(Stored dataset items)
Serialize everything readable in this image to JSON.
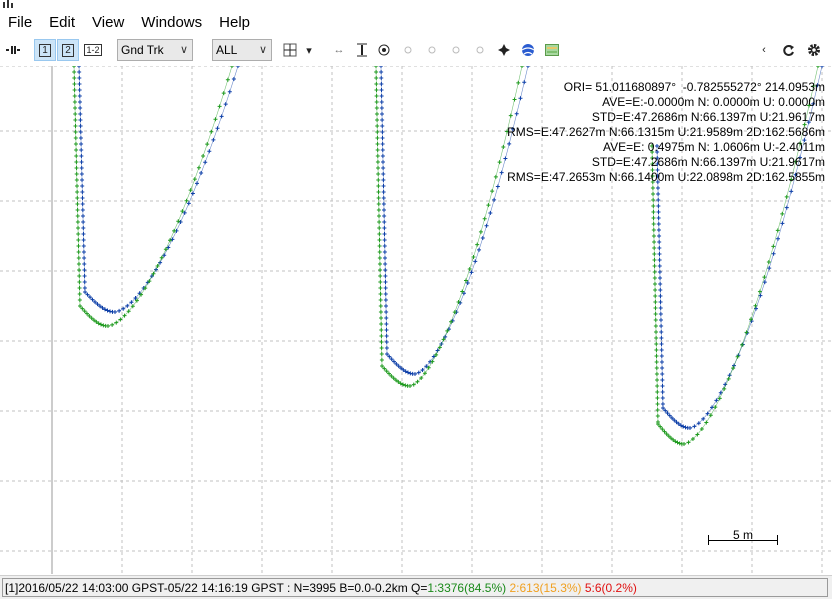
{
  "menu": [
    "File",
    "Edit",
    "View",
    "Windows",
    "Help"
  ],
  "toolbar": {
    "btn1": "1",
    "btn2": "2",
    "btn12": "1-2",
    "plot_type": "Gnd Trk",
    "sat_filter": "ALL"
  },
  "stats": [
    "ORI= 51.011680897°  -0.782555272° 214.0953m",
    "AVE=E:-0.0000m N: 0.0000m U: 0.0000m",
    "STD=E:47.2686m N:66.1397m U:21.9617m",
    "RMS=E:47.2627m N:66.1315m U:21.9589m 2D:162.5686m",
    "AVE=E: 0.4975m N: 1.0606m U:-2.4011m",
    "STD=E:47.2686m N:66.1397m U:21.9617m",
    "RMS=E:47.2653m N:66.1400m U:22.0898m 2D:162.5855m"
  ],
  "scale_label": "5 m",
  "status": {
    "prefix": "[1]2016/05/22 14:03:00 GPST-05/22 14:16:19 GPST : N=3995 B=0.0-0.2km Q=",
    "q1": "1:3376(84.5%)",
    "q2": "2:613(15.3%)",
    "q5": "5:6(0.2%)"
  },
  "colors": {
    "q1": "#1a8a1a",
    "q2": "#f0a020",
    "q5": "#e01010",
    "track1": "#0d3fa8",
    "track2": "#1e9a1e",
    "grid": "#c0c0c0"
  },
  "icons": [
    "pause-icon",
    "crosshair-icon",
    "fit-vertical-icon",
    "target-icon",
    "globe-icon",
    "map-icon",
    "refresh-icon",
    "settings-icon"
  ]
}
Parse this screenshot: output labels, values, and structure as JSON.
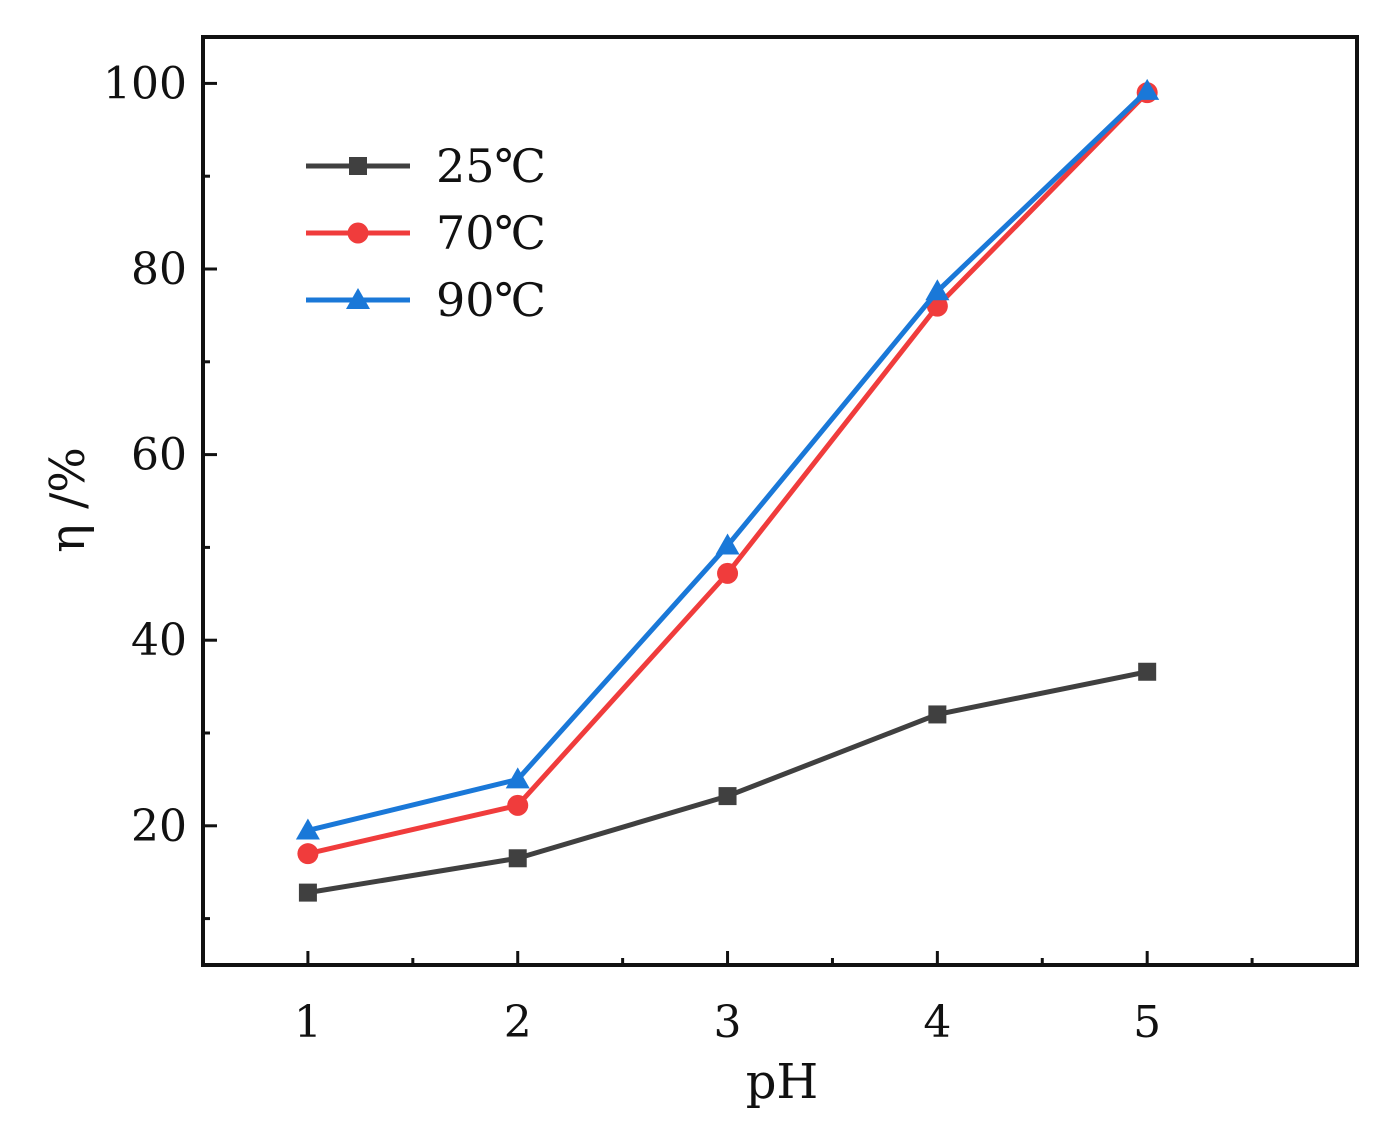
{
  "chart_data": {
    "type": "line",
    "title": "",
    "xlabel": "pH",
    "ylabel": "η /%",
    "x": [
      1,
      2,
      3,
      4,
      5
    ],
    "xlim": [
      0.5,
      6.0
    ],
    "ylim": [
      5,
      105
    ],
    "xticks": [
      1,
      2,
      3,
      4,
      5
    ],
    "xtick_labels": [
      "1",
      "2",
      "3",
      "4",
      "5"
    ],
    "yticks": [
      20,
      40,
      60,
      80,
      100
    ],
    "ytick_labels": [
      "20",
      "40",
      "60",
      "80",
      "100"
    ],
    "legend_position": "top-left",
    "grid": false,
    "series": [
      {
        "name": "25℃",
        "color": "#404040",
        "marker": "square",
        "values": [
          12.8,
          16.5,
          23.2,
          32.0,
          36.6
        ]
      },
      {
        "name": "70℃",
        "color": "#f03c3c",
        "marker": "circle",
        "values": [
          17.0,
          22.2,
          47.2,
          76.0,
          99.0
        ]
      },
      {
        "name": "90℃",
        "color": "#1a78d8",
        "marker": "triangle",
        "values": [
          19.5,
          25.0,
          50.2,
          77.6,
          99.2
        ]
      }
    ]
  }
}
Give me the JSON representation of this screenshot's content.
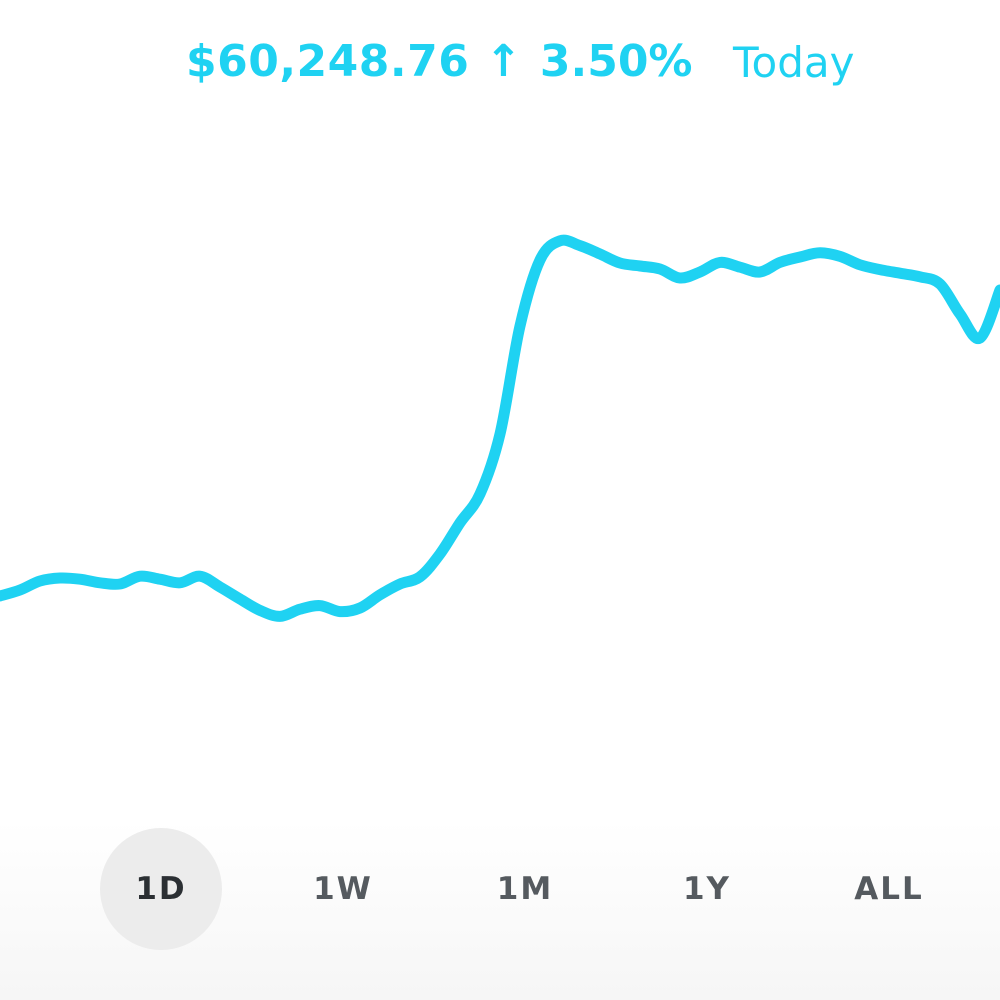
{
  "header": {
    "price": "$60,248.76",
    "change_arrow": "↑",
    "change_pct": "3.50%",
    "period": "Today"
  },
  "colors": {
    "accent": "#1fd2f2",
    "range_text": "#555a5f",
    "range_active_bg": "#ececec"
  },
  "chart_data": {
    "type": "line",
    "title": "",
    "xlabel": "",
    "ylabel": "",
    "grid": false,
    "legend": "none",
    "x": [
      0,
      2,
      4,
      6,
      8,
      10,
      12,
      14,
      16,
      18,
      20,
      22,
      24,
      26,
      28,
      30,
      32,
      34,
      36,
      38,
      40,
      42,
      44,
      46,
      48,
      50,
      52,
      54,
      56,
      58,
      60,
      62,
      64,
      66,
      68,
      70,
      72,
      74,
      76,
      78,
      80,
      82,
      84,
      86,
      88,
      90,
      92,
      94,
      96,
      98,
      100
    ],
    "series": [
      {
        "values": [
          34.0,
          35.0,
          36.5,
          37.0,
          36.8,
          36.2,
          36.0,
          37.3,
          36.8,
          36.2,
          37.3,
          35.5,
          33.5,
          31.6,
          30.6,
          31.8,
          32.4,
          31.4,
          32.0,
          34.2,
          36.0,
          37.2,
          41.0,
          46.2,
          51.0,
          61.0,
          79.0,
          90.0,
          93.2,
          92.4,
          91.0,
          89.5,
          89.0,
          88.5,
          87.0,
          88.0,
          89.6,
          88.8,
          88.0,
          89.6,
          90.5,
          91.2,
          90.6,
          89.2,
          88.4,
          87.8,
          87.2,
          86.0,
          81.0,
          77.0,
          85.0
        ]
      }
    ],
    "xlim": [
      0,
      100
    ],
    "ylim": [
      0,
      100
    ]
  },
  "ranges": [
    {
      "label": "1D",
      "active": true
    },
    {
      "label": "1W",
      "active": false
    },
    {
      "label": "1M",
      "active": false
    },
    {
      "label": "1Y",
      "active": false
    },
    {
      "label": "ALL",
      "active": false
    }
  ]
}
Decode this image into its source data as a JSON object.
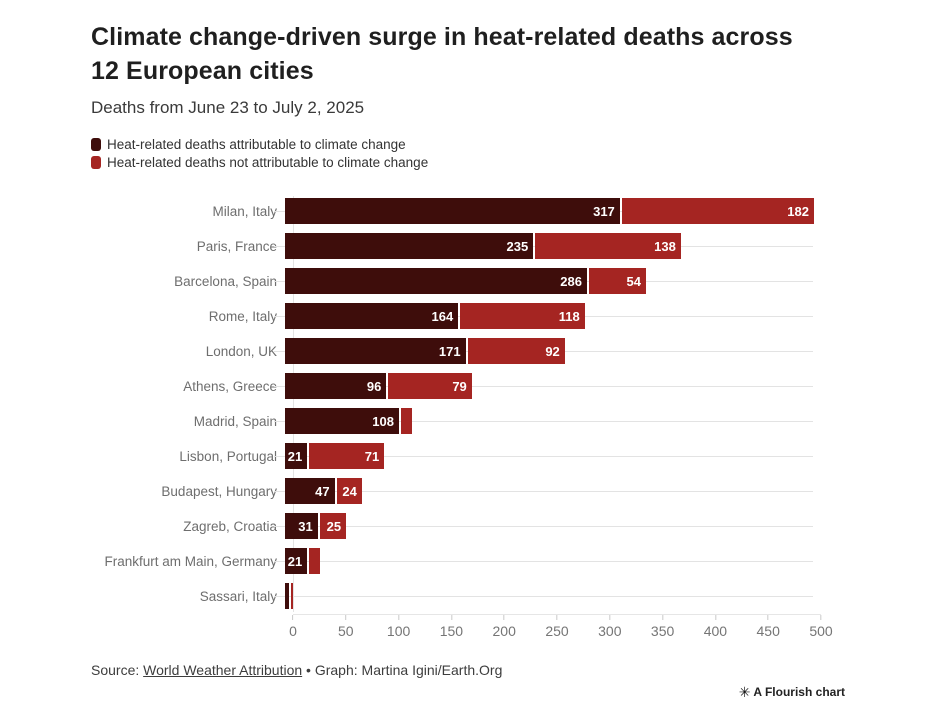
{
  "header": {
    "title": "Climate change-driven surge in heat-related deaths across 12 European cities",
    "subtitle": "Deaths from June 23 to July 2, 2025"
  },
  "legend": [
    {
      "label": "Heat-related deaths attributable to climate change",
      "color": "#3E0D0B"
    },
    {
      "label": "Heat-related deaths not attributable to climate change",
      "color": "#A52522"
    }
  ],
  "chart_data": {
    "type": "bar",
    "orientation": "horizontal",
    "stacked": true,
    "title": "Climate change-driven surge in heat-related deaths across 12 European cities",
    "subtitle": "Deaths from June 23 to July 2, 2025",
    "categories": [
      "Milan, Italy",
      "Paris, France",
      "Barcelona, Spain",
      "Rome, Italy",
      "London, UK",
      "Athens, Greece",
      "Madrid, Spain",
      "Lisbon, Portugal",
      "Budapest, Hungary",
      "Zagreb, Croatia",
      "Frankfurt am Main, Germany",
      "Sassari, Italy"
    ],
    "series": [
      {
        "name": "Heat-related deaths attributable to climate change",
        "color": "#3E0D0B",
        "values": [
          317,
          235,
          286,
          164,
          171,
          96,
          108,
          21,
          47,
          31,
          21,
          4
        ]
      },
      {
        "name": "Heat-related deaths not attributable to climate change",
        "color": "#A52522",
        "values": [
          182,
          138,
          54,
          118,
          92,
          79,
          10,
          71,
          24,
          25,
          10,
          2
        ]
      }
    ],
    "xlim": [
      0,
      500
    ],
    "x_ticks": [
      0,
      50,
      100,
      150,
      200,
      250,
      300,
      350,
      400,
      450,
      500
    ],
    "grid": "horizontal-row-lines",
    "legend_position": "top-left",
    "value_label_min": 20
  },
  "footer": {
    "source_prefix": "Source: ",
    "source_link": "World Weather Attribution",
    "source_suffix": " • Graph: Martina Igini/Earth.Org"
  },
  "badge": {
    "icon": "✳",
    "label": "A Flourish chart"
  }
}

> [What this task involves]:
Pictures are not part of the copy; reproduce everything else in the records exactly.

> [The response]:
Serialize everything readable in this image to JSON.
{
  "menu": [
    "File",
    "Edit",
    "View",
    "Windows",
    "Help"
  ],
  "toolbar": {
    "btn1": "1",
    "btn2": "2",
    "btn12": "1-2",
    "plot_type": "Gnd Trk",
    "sat_filter": "ALL"
  },
  "stats": [
    "ORI= 51.011680897°  -0.782555272° 214.0953m",
    "AVE=E:-0.0000m N: 0.0000m U: 0.0000m",
    "STD=E:47.2686m N:66.1397m U:21.9617m",
    "RMS=E:47.2627m N:66.1315m U:21.9589m 2D:162.5686m",
    "AVE=E: 0.4975m N: 1.0606m U:-2.4011m",
    "STD=E:47.2686m N:66.1397m U:21.9617m",
    "RMS=E:47.2653m N:66.1400m U:22.0898m 2D:162.5855m"
  ],
  "scale_label": "5 m",
  "status": {
    "prefix": "[1]2016/05/22 14:03:00 GPST-05/22 14:16:19 GPST : N=3995 B=0.0-0.2km Q=",
    "q1": "1:3376(84.5%)",
    "q2": "2:613(15.3%)",
    "q5": "5:6(0.2%)"
  },
  "colors": {
    "q1": "#1a8a1a",
    "q2": "#f0a020",
    "q5": "#e01010",
    "track1": "#0d3fa8",
    "track2": "#1e9a1e",
    "grid": "#c0c0c0"
  },
  "icons": [
    "pause-icon",
    "crosshair-icon",
    "fit-vertical-icon",
    "target-icon",
    "globe-icon",
    "map-icon",
    "refresh-icon",
    "settings-icon"
  ]
}
Parse this screenshot: output labels, values, and structure as JSON.
{
  "chart_data": {
    "type": "line",
    "title": "",
    "xlabel": "pH",
    "ylabel": "η /%",
    "x": [
      1,
      2,
      3,
      4,
      5
    ],
    "xlim": [
      0.5,
      6.0
    ],
    "ylim": [
      5,
      105
    ],
    "xticks": [
      1,
      2,
      3,
      4,
      5
    ],
    "xtick_labels": [
      "1",
      "2",
      "3",
      "4",
      "5"
    ],
    "yticks": [
      20,
      40,
      60,
      80,
      100
    ],
    "ytick_labels": [
      "20",
      "40",
      "60",
      "80",
      "100"
    ],
    "legend_position": "top-left",
    "grid": false,
    "series": [
      {
        "name": "25℃",
        "color": "#404040",
        "marker": "square",
        "values": [
          12.8,
          16.5,
          23.2,
          32.0,
          36.6
        ]
      },
      {
        "name": "70℃",
        "color": "#f03c3c",
        "marker": "circle",
        "values": [
          17.0,
          22.2,
          47.2,
          76.0,
          99.0
        ]
      },
      {
        "name": "90℃",
        "color": "#1a78d8",
        "marker": "triangle",
        "values": [
          19.5,
          25.0,
          50.2,
          77.6,
          99.2
        ]
      }
    ]
  }
}
Give me the JSON representation of this screenshot's content.
{
  "header": {
    "price": "$60,248.76",
    "change_arrow": "↑",
    "change_pct": "3.50%",
    "period": "Today"
  },
  "colors": {
    "accent": "#1fd2f2",
    "range_text": "#555a5f",
    "range_active_bg": "#ececec"
  },
  "chart_data": {
    "type": "line",
    "title": "",
    "xlabel": "",
    "ylabel": "",
    "grid": false,
    "legend": "none",
    "x": [
      0,
      2,
      4,
      6,
      8,
      10,
      12,
      14,
      16,
      18,
      20,
      22,
      24,
      26,
      28,
      30,
      32,
      34,
      36,
      38,
      40,
      42,
      44,
      46,
      48,
      50,
      52,
      54,
      56,
      58,
      60,
      62,
      64,
      66,
      68,
      70,
      72,
      74,
      76,
      78,
      80,
      82,
      84,
      86,
      88,
      90,
      92,
      94,
      96,
      98,
      100
    ],
    "series": [
      {
        "values": [
          34.0,
          35.0,
          36.5,
          37.0,
          36.8,
          36.2,
          36.0,
          37.3,
          36.8,
          36.2,
          37.3,
          35.5,
          33.5,
          31.6,
          30.6,
          31.8,
          32.4,
          31.4,
          32.0,
          34.2,
          36.0,
          37.2,
          41.0,
          46.2,
          51.0,
          61.0,
          79.0,
          90.0,
          93.2,
          92.4,
          91.0,
          89.5,
          89.0,
          88.5,
          87.0,
          88.0,
          89.6,
          88.8,
          88.0,
          89.6,
          90.5,
          91.2,
          90.6,
          89.2,
          88.4,
          87.8,
          87.2,
          86.0,
          81.0,
          77.0,
          85.0
        ]
      }
    ],
    "xlim": [
      0,
      100
    ],
    "ylim": [
      0,
      100
    ]
  },
  "ranges": [
    {
      "label": "1D",
      "active": true
    },
    {
      "label": "1W",
      "active": false
    },
    {
      "label": "1M",
      "active": false
    },
    {
      "label": "1Y",
      "active": false
    },
    {
      "label": "ALL",
      "active": false
    }
  ]
}
Decode this image into its source data as a JSON object.
{
  "header": {
    "title": "Climate change-driven surge in heat-related deaths across 12 European cities",
    "subtitle": "Deaths from June 23 to July 2, 2025"
  },
  "legend": [
    {
      "label": "Heat-related deaths attributable to climate change",
      "color": "#3E0D0B"
    },
    {
      "label": "Heat-related deaths not attributable to climate change",
      "color": "#A52522"
    }
  ],
  "chart_data": {
    "type": "bar",
    "orientation": "horizontal",
    "stacked": true,
    "title": "Climate change-driven surge in heat-related deaths across 12 European cities",
    "subtitle": "Deaths from June 23 to July 2, 2025",
    "categories": [
      "Milan, Italy",
      "Paris, France",
      "Barcelona, Spain",
      "Rome, Italy",
      "London, UK",
      "Athens, Greece",
      "Madrid, Spain",
      "Lisbon, Portugal",
      "Budapest, Hungary",
      "Zagreb, Croatia",
      "Frankfurt am Main, Germany",
      "Sassari, Italy"
    ],
    "series": [
      {
        "name": "Heat-related deaths attributable to climate change",
        "color": "#3E0D0B",
        "values": [
          317,
          235,
          286,
          164,
          171,
          96,
          108,
          21,
          47,
          31,
          21,
          4
        ]
      },
      {
        "name": "Heat-related deaths not attributable to climate change",
        "color": "#A52522",
        "values": [
          182,
          138,
          54,
          118,
          92,
          79,
          10,
          71,
          24,
          25,
          10,
          2
        ]
      }
    ],
    "xlim": [
      0,
      500
    ],
    "x_ticks": [
      0,
      50,
      100,
      150,
      200,
      250,
      300,
      350,
      400,
      450,
      500
    ],
    "grid": "horizontal-row-lines",
    "legend_position": "top-left",
    "value_label_min": 20
  },
  "footer": {
    "source_prefix": "Source: ",
    "source_link": "World Weather Attribution",
    "source_suffix": " • Graph: Martina Igini/Earth.Org"
  },
  "badge": {
    "icon": "✳",
    "label": "A Flourish chart"
  }
}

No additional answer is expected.